* Begin *
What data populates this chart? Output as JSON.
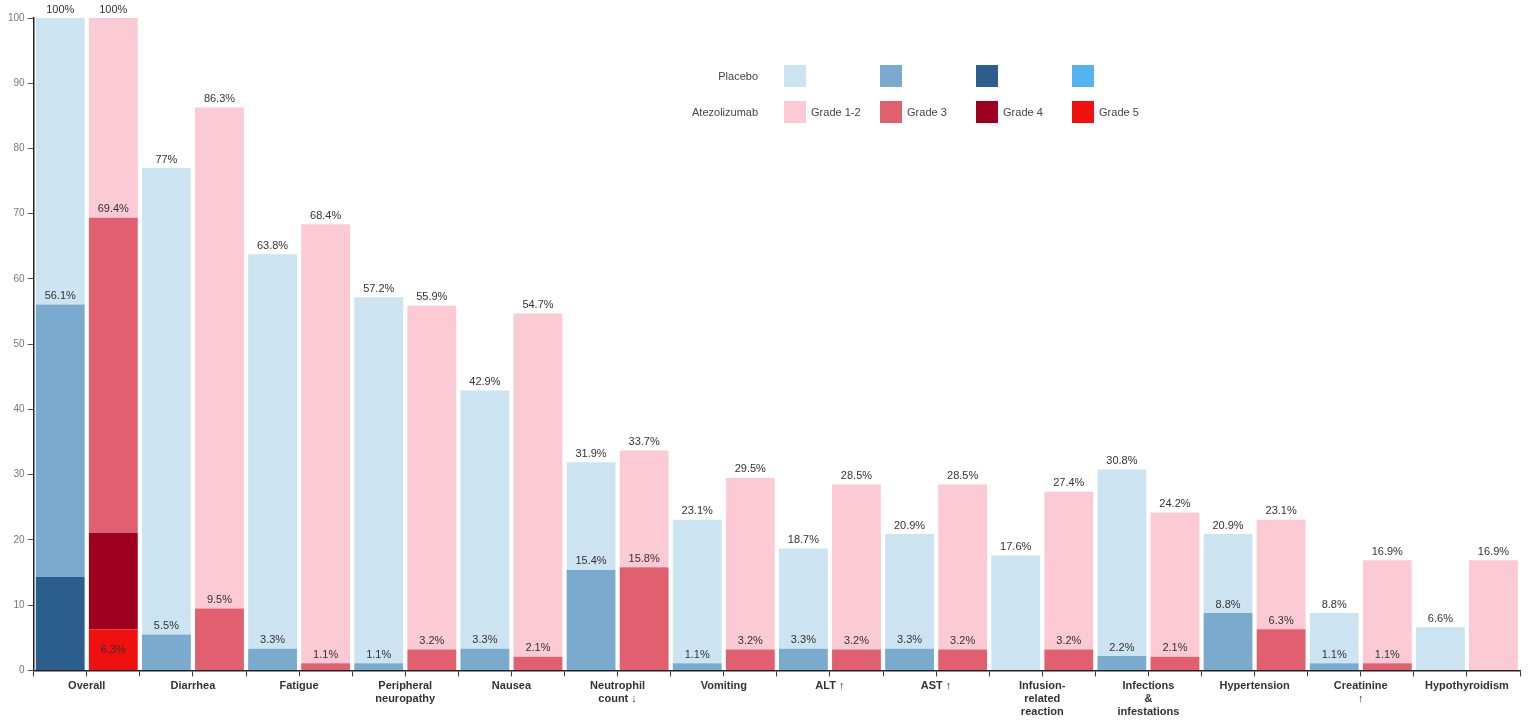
{
  "chart_data": {
    "type": "bar",
    "stacked": true,
    "categories": [
      "Overall",
      null,
      "Diarrhea",
      null,
      "Fatigue",
      null,
      "Peripheral neuropathy",
      null,
      "Nausea",
      null,
      "Neutrophil count ↓",
      null,
      "Vomiting",
      null,
      "ALT ↑",
      null,
      "AST ↑",
      null,
      "Infusion-related reaction",
      null,
      "Infections & infestations",
      null,
      "Hypertension",
      null,
      "Creatinine ↑",
      null,
      "Hypothyroidism",
      null
    ],
    "series": [
      {
        "name": "Grade 5",
        "colors": [
          "#55b4f0",
          "#f01010",
          "#55b4f0",
          "#f01010",
          "#55b4f0",
          "#f01010",
          "#55b4f0",
          "#f01010",
          "#55b4f0",
          "#f01010",
          "#55b4f0",
          "#f01010",
          "#55b4f0",
          "#f01010",
          "#55b4f0",
          "#f01010",
          "#55b4f0",
          "#f01010",
          "#55b4f0",
          "#f01010",
          "#55b4f0",
          "#f01010",
          "#55b4f0",
          "#f01010",
          "#55b4f0",
          "#f01010",
          "#55b4f0",
          "#f01010"
        ],
        "values": [
          0,
          6.3,
          0,
          0,
          0,
          0,
          0,
          0,
          0,
          0,
          0,
          0,
          0,
          0,
          0,
          0,
          0,
          0,
          0,
          0,
          0,
          0,
          0,
          0,
          0,
          0,
          0,
          0
        ],
        "value_labels": [
          null,
          "6.3%",
          null,
          null,
          null,
          null,
          null,
          null,
          null,
          null,
          null,
          null,
          null,
          null,
          null,
          null,
          null,
          null,
          null,
          null,
          null,
          null,
          null,
          null,
          null,
          null,
          null,
          null
        ]
      },
      {
        "name": "Grade 4",
        "colors": [
          "#2b5e8c",
          "#a00020",
          "#2b5e8c",
          "#a00020",
          "#2b5e8c",
          "#a00020",
          "#2b5e8c",
          "#a00020",
          "#2b5e8c",
          "#a00020",
          "#2b5e8c",
          "#a00020",
          "#2b5e8c",
          "#a00020",
          "#2b5e8c",
          "#a00020",
          "#2b5e8c",
          "#a00020",
          "#2b5e8c",
          "#a00020",
          "#2b5e8c",
          "#a00020",
          "#2b5e8c",
          "#a00020",
          "#2b5e8c",
          "#a00020",
          "#2b5e8c",
          "#a00020"
        ],
        "values": [
          14.3,
          14.8,
          0,
          0,
          0,
          0,
          0,
          0,
          0,
          0,
          0,
          0,
          0,
          0,
          0,
          0,
          0,
          0,
          0,
          0,
          0,
          0,
          0,
          0,
          0,
          0,
          0,
          0
        ]
      },
      {
        "name": "Grade 3",
        "colors": [
          "#7aabcf",
          "#e06070",
          "#7aabcf",
          "#e06070",
          "#7aabcf",
          "#e06070",
          "#7aabcf",
          "#e06070",
          "#7aabcf",
          "#e06070",
          "#7aabcf",
          "#e06070",
          "#7aabcf",
          "#e06070",
          "#7aabcf",
          "#e06070",
          "#7aabcf",
          "#e06070",
          "#7aabcf",
          "#e06070",
          "#7aabcf",
          "#e06070",
          "#7aabcf",
          "#e06070",
          "#7aabcf",
          "#e06070",
          "#7aabcf",
          "#e06070"
        ],
        "values": [
          41.8,
          48.3,
          5.5,
          9.5,
          3.3,
          1.1,
          1.1,
          3.2,
          3.3,
          2.1,
          15.4,
          15.8,
          1.1,
          3.2,
          3.3,
          3.2,
          3.3,
          3.2,
          0,
          3.2,
          2.2,
          2.1,
          8.8,
          6.3,
          1.1,
          1.1,
          0,
          0
        ],
        "value_labels": [
          null,
          null,
          "5.5%",
          "9.5%",
          "3.3%",
          "1.1%",
          "1.1%",
          "3.2%",
          "3.3%",
          "2.1%",
          "15.4%",
          "15.8%",
          "1.1%",
          "3.2%",
          "3.3%",
          "3.2%",
          "3.3%",
          "3.2%",
          null,
          "3.2%",
          "2.2%",
          "2.1%",
          "8.8%",
          "6.3%",
          "1.1%",
          "1.1%",
          null,
          null
        ]
      },
      {
        "name": "Grade 1-2",
        "colors": [
          "#cce3f2",
          "#fccad5",
          "#cce3f2",
          "#fccad5",
          "#cce3f2",
          "#fccad5",
          "#cce3f2",
          "#fccad5",
          "#cce3f2",
          "#fccad5",
          "#cce3f2",
          "#fccad5",
          "#cce3f2",
          "#fccad5",
          "#cce3f2",
          "#fccad5",
          "#cce3f2",
          "#fccad5",
          "#cce3f2",
          "#fccad5",
          "#cce3f2",
          "#fccad5",
          "#cce3f2",
          "#fccad5",
          "#cce3f2",
          "#fccad5",
          "#cce3f2",
          "#fccad5"
        ],
        "values": [
          43.9,
          30.6,
          71.5,
          76.8,
          60.5,
          67.3,
          56.1,
          52.7,
          39.6,
          52.6,
          16.5,
          17.9,
          22.0,
          26.3,
          15.4,
          25.3,
          17.6,
          25.3,
          17.6,
          24.2,
          28.6,
          22.1,
          12.1,
          16.8,
          7.7,
          15.8,
          6.6,
          16.9
        ]
      }
    ],
    "totals": [
      "100%",
      "100%",
      "77%",
      "86.3%",
      "63.8%",
      "68.4%",
      "57.2%",
      "55.9%",
      "42.9%",
      "54.7%",
      "31.9%",
      "33.7%",
      "23.1%",
      "29.5%",
      "18.7%",
      "28.5%",
      "20.9%",
      "28.5%",
      "17.6%",
      "27.4%",
      "30.8%",
      "24.2%",
      "20.9%",
      "23.1%",
      "8.8%",
      "16.9%",
      "6.6%",
      "16.9%"
    ],
    "annotations": [
      "Placebo",
      "Atezolizumab",
      {
        "text": "56.1%",
        "x": "Overall",
        "y": 56.1
      },
      {
        "text": "69.4%",
        "y": 69.4
      }
    ],
    "ylim": [
      0,
      100
    ],
    "yticks": [
      0,
      10,
      20,
      30,
      40,
      50,
      60,
      70,
      80,
      90,
      100
    ],
    "grid": false,
    "legend": "top right"
  }
}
* End *
AIM:
Copy out each line of the records where the string "Grade" appears.

TASK OUTPUT:
        "name": "Grade 5",
        "name": "Grade 4",
        "name": "Grade 3",
        "name": "Grade 1-2",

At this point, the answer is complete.